__DATA EXTRACT__:
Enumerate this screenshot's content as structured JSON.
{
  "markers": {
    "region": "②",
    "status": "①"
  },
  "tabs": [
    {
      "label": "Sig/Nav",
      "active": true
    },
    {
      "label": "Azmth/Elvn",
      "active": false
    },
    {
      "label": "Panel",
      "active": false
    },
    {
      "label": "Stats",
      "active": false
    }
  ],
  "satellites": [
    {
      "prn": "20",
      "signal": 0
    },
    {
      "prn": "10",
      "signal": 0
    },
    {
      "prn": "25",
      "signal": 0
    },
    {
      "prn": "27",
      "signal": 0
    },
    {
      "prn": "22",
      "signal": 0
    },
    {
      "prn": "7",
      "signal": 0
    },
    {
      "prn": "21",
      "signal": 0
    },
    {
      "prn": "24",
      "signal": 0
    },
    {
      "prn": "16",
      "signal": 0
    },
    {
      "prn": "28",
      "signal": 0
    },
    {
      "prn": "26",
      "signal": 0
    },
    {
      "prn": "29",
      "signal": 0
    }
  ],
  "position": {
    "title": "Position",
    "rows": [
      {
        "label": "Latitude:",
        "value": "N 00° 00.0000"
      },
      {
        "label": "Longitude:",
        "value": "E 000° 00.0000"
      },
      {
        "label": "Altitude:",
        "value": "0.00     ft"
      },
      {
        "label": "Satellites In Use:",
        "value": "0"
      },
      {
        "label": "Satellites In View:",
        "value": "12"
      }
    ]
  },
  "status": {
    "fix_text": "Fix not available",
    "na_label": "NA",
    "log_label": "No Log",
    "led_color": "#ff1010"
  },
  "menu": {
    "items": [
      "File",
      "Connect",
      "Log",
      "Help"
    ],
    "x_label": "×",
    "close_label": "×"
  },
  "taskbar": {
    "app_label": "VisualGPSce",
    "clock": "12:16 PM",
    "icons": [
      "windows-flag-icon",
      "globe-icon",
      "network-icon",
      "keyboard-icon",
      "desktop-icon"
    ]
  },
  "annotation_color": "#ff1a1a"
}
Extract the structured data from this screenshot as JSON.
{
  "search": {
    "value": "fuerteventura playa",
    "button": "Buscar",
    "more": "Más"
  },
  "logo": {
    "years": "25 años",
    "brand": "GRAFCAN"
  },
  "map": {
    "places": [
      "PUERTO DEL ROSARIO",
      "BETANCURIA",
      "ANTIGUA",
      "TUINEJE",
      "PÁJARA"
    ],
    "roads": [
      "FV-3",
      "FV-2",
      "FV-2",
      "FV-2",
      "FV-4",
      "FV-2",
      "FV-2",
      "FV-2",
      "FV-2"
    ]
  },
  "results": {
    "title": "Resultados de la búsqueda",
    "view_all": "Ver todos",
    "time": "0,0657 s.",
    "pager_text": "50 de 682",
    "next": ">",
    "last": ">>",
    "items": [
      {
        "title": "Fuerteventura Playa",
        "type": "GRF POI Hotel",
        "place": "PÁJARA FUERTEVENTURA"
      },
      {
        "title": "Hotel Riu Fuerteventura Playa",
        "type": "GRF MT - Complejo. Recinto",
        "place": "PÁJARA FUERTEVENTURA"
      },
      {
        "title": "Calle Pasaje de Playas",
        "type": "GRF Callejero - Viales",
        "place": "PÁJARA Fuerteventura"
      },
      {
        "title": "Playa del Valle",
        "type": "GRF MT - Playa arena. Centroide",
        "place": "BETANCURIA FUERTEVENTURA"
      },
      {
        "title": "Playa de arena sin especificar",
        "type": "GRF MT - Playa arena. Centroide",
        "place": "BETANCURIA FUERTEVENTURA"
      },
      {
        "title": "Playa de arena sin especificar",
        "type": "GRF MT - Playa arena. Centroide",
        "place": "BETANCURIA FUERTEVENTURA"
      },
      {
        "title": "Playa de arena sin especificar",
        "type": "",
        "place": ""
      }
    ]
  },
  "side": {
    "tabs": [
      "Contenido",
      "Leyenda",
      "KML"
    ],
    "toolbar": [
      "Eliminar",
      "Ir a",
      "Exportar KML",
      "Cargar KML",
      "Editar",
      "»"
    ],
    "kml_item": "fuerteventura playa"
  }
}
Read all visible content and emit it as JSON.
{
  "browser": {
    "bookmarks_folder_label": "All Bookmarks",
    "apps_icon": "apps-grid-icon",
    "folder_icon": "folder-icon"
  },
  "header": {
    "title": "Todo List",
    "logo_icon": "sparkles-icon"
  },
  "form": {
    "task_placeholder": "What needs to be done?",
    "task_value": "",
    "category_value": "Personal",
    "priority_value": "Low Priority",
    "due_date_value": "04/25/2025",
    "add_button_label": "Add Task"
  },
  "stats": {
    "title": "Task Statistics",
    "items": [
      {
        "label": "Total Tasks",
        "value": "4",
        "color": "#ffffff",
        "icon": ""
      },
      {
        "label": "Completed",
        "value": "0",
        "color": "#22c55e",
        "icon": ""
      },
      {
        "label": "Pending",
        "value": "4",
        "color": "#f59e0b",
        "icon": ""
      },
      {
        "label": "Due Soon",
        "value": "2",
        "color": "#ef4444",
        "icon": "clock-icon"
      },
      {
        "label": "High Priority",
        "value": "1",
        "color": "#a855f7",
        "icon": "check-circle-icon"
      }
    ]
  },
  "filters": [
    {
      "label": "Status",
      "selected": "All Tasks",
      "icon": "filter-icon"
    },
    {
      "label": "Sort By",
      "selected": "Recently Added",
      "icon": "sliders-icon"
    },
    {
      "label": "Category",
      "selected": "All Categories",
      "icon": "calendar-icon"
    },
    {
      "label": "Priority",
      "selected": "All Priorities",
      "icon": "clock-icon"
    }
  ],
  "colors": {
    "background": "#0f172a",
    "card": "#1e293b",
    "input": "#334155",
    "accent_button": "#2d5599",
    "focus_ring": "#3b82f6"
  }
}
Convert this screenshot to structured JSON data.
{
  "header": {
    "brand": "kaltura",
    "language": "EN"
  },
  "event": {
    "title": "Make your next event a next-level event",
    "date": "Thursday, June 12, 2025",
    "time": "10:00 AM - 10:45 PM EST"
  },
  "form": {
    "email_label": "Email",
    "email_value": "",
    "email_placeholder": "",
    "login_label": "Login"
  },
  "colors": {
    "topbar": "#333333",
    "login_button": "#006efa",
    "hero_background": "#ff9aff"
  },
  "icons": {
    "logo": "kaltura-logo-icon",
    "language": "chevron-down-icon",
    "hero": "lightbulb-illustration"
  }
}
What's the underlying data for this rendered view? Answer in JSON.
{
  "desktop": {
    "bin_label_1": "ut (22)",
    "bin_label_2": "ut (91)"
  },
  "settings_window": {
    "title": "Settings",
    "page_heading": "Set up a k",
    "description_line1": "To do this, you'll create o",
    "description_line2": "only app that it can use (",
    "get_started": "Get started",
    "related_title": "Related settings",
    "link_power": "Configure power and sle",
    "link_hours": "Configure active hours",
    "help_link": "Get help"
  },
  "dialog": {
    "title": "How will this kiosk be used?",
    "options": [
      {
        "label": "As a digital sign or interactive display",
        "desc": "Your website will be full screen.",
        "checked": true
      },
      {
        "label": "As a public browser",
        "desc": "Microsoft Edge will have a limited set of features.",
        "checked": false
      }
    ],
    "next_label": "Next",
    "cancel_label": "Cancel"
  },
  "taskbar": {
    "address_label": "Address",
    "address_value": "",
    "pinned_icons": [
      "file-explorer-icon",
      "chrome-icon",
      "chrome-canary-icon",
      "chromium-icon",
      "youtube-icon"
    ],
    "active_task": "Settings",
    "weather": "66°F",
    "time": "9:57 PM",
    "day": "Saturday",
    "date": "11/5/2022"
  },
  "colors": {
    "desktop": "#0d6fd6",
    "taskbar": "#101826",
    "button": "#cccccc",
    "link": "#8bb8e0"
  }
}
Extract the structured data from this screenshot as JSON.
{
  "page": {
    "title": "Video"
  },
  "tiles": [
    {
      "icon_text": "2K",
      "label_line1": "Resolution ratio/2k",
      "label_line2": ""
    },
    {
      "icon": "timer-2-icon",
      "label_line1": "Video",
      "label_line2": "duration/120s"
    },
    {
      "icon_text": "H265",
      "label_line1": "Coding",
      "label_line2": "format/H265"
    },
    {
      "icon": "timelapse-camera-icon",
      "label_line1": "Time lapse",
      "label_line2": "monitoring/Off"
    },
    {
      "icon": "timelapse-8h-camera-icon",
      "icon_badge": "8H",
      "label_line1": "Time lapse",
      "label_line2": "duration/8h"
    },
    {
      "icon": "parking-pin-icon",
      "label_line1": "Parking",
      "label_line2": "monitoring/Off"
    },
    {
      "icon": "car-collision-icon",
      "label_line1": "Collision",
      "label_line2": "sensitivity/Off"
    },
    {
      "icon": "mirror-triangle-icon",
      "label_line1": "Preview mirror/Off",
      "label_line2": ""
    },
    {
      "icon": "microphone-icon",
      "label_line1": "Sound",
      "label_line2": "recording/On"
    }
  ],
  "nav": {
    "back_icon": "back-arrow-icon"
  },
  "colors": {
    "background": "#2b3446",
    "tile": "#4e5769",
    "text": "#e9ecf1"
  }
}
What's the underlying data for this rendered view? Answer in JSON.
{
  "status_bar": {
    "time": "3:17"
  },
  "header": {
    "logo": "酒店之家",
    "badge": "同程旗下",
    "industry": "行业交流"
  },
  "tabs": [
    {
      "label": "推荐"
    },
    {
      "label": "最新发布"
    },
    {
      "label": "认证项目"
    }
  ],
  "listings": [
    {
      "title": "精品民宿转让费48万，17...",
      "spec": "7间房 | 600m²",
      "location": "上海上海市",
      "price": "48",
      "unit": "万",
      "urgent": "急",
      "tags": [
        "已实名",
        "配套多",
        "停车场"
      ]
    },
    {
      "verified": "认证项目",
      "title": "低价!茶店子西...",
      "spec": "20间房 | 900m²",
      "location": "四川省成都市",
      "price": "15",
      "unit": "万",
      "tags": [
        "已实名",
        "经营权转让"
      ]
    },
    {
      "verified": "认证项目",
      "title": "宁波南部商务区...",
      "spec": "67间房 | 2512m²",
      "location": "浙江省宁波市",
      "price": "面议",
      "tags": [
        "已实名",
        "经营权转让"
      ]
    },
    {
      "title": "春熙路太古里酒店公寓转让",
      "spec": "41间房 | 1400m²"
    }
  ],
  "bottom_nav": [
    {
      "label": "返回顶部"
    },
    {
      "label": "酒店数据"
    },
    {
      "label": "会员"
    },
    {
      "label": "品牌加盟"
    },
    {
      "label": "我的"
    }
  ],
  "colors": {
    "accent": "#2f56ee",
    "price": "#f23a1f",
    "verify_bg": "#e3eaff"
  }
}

__THE TASK__:
Pick out each line containing "Tasks" and report it.

__WRITTEN ANSWER__:
        "label": "Total Tasks",
      "selected": "All Tasks",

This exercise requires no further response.